[Entries with figure data]
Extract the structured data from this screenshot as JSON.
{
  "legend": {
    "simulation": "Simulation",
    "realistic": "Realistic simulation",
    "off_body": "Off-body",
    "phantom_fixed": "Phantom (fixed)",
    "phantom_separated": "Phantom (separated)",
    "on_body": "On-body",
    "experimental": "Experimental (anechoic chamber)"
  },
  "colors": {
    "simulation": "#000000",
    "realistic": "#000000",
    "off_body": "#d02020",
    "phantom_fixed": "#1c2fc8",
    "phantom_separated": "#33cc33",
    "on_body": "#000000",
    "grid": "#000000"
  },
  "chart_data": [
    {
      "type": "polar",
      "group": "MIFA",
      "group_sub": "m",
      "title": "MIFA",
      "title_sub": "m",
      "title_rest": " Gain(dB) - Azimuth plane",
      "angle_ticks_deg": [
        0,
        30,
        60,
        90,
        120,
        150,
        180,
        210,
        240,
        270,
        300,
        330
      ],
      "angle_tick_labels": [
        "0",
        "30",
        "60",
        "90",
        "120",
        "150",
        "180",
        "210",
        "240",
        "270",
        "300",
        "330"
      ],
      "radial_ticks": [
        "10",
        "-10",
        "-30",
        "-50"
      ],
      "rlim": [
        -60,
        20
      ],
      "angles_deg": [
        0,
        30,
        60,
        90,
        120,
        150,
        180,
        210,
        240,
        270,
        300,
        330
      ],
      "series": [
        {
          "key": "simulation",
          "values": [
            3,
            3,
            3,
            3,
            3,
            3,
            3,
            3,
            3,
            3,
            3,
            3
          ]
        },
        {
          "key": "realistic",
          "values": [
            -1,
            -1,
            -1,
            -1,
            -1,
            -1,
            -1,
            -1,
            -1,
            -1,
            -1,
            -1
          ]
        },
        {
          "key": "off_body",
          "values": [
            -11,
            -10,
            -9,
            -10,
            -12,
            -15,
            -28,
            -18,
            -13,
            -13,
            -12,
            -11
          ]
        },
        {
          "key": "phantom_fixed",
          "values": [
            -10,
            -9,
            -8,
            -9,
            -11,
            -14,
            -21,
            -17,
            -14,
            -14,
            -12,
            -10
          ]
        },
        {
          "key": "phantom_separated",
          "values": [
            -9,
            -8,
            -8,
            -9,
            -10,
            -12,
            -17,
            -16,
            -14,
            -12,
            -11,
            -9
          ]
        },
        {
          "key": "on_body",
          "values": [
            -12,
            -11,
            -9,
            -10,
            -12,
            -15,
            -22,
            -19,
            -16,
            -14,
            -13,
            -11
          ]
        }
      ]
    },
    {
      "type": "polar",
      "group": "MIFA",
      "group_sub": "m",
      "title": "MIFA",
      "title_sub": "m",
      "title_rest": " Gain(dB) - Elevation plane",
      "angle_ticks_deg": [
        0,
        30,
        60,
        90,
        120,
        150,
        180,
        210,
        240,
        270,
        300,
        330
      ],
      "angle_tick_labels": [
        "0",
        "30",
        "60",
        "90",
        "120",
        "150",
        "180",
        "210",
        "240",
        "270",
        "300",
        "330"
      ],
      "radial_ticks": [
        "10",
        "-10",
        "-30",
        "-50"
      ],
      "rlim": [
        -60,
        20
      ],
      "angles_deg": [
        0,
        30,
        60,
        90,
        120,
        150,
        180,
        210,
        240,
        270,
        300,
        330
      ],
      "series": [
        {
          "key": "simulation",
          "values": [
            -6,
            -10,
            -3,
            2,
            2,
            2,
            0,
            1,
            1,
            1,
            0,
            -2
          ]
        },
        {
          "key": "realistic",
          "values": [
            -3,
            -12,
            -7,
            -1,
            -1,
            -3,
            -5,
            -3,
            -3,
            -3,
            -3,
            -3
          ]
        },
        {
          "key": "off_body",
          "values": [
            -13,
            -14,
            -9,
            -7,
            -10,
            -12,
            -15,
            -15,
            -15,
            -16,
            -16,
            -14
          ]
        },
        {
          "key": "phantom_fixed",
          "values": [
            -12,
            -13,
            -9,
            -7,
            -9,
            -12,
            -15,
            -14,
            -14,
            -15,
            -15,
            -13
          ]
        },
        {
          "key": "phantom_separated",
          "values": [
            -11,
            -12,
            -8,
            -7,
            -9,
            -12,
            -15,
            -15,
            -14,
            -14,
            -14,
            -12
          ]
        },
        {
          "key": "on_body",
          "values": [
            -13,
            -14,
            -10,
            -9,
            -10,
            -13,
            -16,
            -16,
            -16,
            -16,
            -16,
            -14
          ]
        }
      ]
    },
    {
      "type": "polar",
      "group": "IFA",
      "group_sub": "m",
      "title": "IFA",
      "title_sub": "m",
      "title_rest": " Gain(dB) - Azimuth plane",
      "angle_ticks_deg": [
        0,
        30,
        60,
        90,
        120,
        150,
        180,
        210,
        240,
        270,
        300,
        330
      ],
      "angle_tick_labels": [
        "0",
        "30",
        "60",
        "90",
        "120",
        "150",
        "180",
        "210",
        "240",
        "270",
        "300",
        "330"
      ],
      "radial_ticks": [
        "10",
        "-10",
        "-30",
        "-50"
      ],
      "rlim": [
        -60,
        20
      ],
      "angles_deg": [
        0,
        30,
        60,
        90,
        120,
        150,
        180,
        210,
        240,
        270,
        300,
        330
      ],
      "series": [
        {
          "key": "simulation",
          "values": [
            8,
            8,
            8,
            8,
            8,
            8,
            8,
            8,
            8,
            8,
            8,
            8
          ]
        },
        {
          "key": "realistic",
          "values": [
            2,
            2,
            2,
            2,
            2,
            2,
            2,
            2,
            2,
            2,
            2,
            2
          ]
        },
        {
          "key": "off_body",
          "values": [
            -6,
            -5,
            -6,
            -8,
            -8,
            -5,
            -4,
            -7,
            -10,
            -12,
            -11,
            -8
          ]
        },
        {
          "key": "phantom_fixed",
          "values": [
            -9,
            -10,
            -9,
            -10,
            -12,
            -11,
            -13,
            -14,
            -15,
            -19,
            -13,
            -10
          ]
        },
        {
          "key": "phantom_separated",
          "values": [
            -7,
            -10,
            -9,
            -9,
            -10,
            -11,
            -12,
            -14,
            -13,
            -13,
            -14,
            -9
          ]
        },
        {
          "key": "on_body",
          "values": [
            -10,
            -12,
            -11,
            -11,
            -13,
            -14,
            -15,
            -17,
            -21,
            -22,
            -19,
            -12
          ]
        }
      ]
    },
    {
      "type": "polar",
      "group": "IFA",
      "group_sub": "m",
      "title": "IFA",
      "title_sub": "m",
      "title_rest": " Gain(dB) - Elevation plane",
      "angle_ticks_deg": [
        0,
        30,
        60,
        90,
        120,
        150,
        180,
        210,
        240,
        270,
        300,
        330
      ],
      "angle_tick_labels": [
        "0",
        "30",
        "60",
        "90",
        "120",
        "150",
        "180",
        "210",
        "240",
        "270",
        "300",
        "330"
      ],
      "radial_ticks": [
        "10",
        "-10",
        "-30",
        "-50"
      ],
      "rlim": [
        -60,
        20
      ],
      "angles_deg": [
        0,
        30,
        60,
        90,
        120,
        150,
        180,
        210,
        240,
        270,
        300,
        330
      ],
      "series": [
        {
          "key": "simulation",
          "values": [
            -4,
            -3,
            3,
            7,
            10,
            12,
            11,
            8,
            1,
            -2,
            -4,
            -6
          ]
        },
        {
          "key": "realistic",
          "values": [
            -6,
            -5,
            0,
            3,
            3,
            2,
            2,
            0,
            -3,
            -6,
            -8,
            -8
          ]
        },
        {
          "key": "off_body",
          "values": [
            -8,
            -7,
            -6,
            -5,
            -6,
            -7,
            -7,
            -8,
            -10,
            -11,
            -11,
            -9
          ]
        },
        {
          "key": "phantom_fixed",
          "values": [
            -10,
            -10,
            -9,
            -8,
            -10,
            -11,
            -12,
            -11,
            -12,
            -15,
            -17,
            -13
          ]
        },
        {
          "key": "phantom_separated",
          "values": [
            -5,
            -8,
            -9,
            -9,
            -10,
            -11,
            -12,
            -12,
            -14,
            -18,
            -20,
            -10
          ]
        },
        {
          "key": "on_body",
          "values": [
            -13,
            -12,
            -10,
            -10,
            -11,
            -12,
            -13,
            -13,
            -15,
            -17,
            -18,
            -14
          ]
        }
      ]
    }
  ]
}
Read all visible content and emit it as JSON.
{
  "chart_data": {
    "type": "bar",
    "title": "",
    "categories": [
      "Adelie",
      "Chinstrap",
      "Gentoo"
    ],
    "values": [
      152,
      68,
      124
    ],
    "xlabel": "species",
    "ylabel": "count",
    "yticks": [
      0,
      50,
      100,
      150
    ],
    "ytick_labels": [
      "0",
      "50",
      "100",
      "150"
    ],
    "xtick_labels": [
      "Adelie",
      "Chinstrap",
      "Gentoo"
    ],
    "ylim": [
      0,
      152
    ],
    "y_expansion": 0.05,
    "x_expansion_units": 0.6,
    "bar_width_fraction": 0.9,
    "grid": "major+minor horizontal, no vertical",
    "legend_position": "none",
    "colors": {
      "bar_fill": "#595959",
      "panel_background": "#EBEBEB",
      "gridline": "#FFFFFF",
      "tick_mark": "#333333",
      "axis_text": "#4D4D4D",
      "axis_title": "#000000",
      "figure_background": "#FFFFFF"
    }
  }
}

*What the exercise asks*.
Only the lines from the one containing "Read all visible content and emit it as JSON." to the end of the listing belong in the output, each reproduced exactly.

*Complete response*.
Read all visible content and emit it as JSON.
{
  "chart_data": {
    "type": "bar",
    "title": "",
    "categories": [
      "Adelie",
      "Chinstrap",
      "Gentoo"
    ],
    "values": [
      152,
      68,
      124
    ],
    "xlabel": "species",
    "ylabel": "count",
    "yticks": [
      0,
      50,
      100,
      150
    ],
    "ytick_labels": [
      "0",
      "50",
      "100",
      "150"
    ],
    "xtick_labels": [
      "Adelie",
      "Chinstrap",
      "Gentoo"
    ],
    "ylim": [
      0,
      152
    ],
    "y_expansion": 0.05,
    "x_expansion_units": 0.6,
    "bar_width_fraction": 0.9,
    "grid": "major+minor horizontal, no vertical",
    "legend_position": "none",
    "colors": {
      "bar_fill": "#595959",
      "panel_background": "#EBEBEB",
      "gridline": "#FFFFFF",
      "tick_mark": "#333333",
      "axis_text": "#4D4D4D",
      "axis_title": "#000000",
      "figure_background": "#FFFFFF"
    }
  }
}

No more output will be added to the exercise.